Records supplied →
■ ■ ■ ■ ■ ■ ■

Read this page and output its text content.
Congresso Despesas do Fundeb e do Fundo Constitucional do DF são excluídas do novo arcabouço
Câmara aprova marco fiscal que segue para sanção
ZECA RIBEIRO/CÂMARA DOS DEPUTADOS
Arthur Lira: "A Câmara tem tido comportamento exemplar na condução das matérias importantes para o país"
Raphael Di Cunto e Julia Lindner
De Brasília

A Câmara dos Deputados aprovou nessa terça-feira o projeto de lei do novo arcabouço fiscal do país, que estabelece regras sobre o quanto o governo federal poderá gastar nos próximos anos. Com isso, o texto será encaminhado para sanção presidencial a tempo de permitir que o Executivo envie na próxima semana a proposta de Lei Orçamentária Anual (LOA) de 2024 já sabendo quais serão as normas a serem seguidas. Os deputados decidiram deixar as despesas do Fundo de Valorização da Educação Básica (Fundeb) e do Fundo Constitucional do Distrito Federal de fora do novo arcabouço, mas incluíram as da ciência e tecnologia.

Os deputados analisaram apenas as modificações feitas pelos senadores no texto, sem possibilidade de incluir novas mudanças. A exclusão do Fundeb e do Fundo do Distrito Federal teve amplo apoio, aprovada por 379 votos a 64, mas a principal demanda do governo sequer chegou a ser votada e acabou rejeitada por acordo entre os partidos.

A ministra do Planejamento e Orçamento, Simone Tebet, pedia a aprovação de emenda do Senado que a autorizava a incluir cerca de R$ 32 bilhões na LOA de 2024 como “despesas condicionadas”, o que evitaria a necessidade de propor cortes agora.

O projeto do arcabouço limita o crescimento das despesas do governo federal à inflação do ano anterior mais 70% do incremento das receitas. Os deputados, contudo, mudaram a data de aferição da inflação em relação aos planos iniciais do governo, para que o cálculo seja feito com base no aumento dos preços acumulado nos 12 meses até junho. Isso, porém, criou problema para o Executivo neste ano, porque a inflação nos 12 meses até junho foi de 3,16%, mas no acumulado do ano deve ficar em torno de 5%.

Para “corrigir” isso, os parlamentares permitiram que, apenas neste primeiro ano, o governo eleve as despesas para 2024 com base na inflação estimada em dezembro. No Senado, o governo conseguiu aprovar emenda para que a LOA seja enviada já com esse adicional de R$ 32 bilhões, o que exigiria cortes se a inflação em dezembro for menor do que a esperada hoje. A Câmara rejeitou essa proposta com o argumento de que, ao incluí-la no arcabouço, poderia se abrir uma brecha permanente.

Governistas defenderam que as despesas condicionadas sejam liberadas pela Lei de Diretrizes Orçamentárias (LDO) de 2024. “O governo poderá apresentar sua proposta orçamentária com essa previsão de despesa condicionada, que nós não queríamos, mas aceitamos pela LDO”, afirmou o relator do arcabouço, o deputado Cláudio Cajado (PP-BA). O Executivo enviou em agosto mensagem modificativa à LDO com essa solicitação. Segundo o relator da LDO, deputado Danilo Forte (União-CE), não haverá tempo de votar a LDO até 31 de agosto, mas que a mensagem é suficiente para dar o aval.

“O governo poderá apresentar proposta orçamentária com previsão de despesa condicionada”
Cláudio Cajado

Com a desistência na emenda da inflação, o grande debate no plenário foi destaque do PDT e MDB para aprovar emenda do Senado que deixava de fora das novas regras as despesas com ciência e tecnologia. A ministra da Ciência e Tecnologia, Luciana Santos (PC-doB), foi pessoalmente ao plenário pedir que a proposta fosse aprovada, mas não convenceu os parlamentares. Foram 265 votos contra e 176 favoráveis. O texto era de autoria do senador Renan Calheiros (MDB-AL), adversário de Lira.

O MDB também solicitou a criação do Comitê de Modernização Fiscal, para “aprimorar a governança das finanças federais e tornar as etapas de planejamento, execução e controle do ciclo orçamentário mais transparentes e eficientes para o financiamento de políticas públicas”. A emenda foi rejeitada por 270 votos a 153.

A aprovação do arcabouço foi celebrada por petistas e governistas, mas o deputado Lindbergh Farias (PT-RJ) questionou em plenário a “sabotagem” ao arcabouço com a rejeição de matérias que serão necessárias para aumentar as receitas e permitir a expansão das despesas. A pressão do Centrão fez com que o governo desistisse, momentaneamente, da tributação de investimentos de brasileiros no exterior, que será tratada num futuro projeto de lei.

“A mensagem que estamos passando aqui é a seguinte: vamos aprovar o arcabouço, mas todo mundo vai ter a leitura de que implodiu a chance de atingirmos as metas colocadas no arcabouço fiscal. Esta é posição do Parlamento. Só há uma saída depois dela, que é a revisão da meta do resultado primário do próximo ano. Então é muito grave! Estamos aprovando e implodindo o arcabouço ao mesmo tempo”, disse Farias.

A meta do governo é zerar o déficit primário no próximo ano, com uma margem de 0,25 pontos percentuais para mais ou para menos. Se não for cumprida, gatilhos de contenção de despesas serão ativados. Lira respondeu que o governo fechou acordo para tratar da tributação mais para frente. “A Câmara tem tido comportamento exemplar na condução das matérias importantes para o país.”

■ ■ ■ ■ ■ ■ ■

Give only the number of lines in the listing above that include the string "comportamento".

Right answer → 2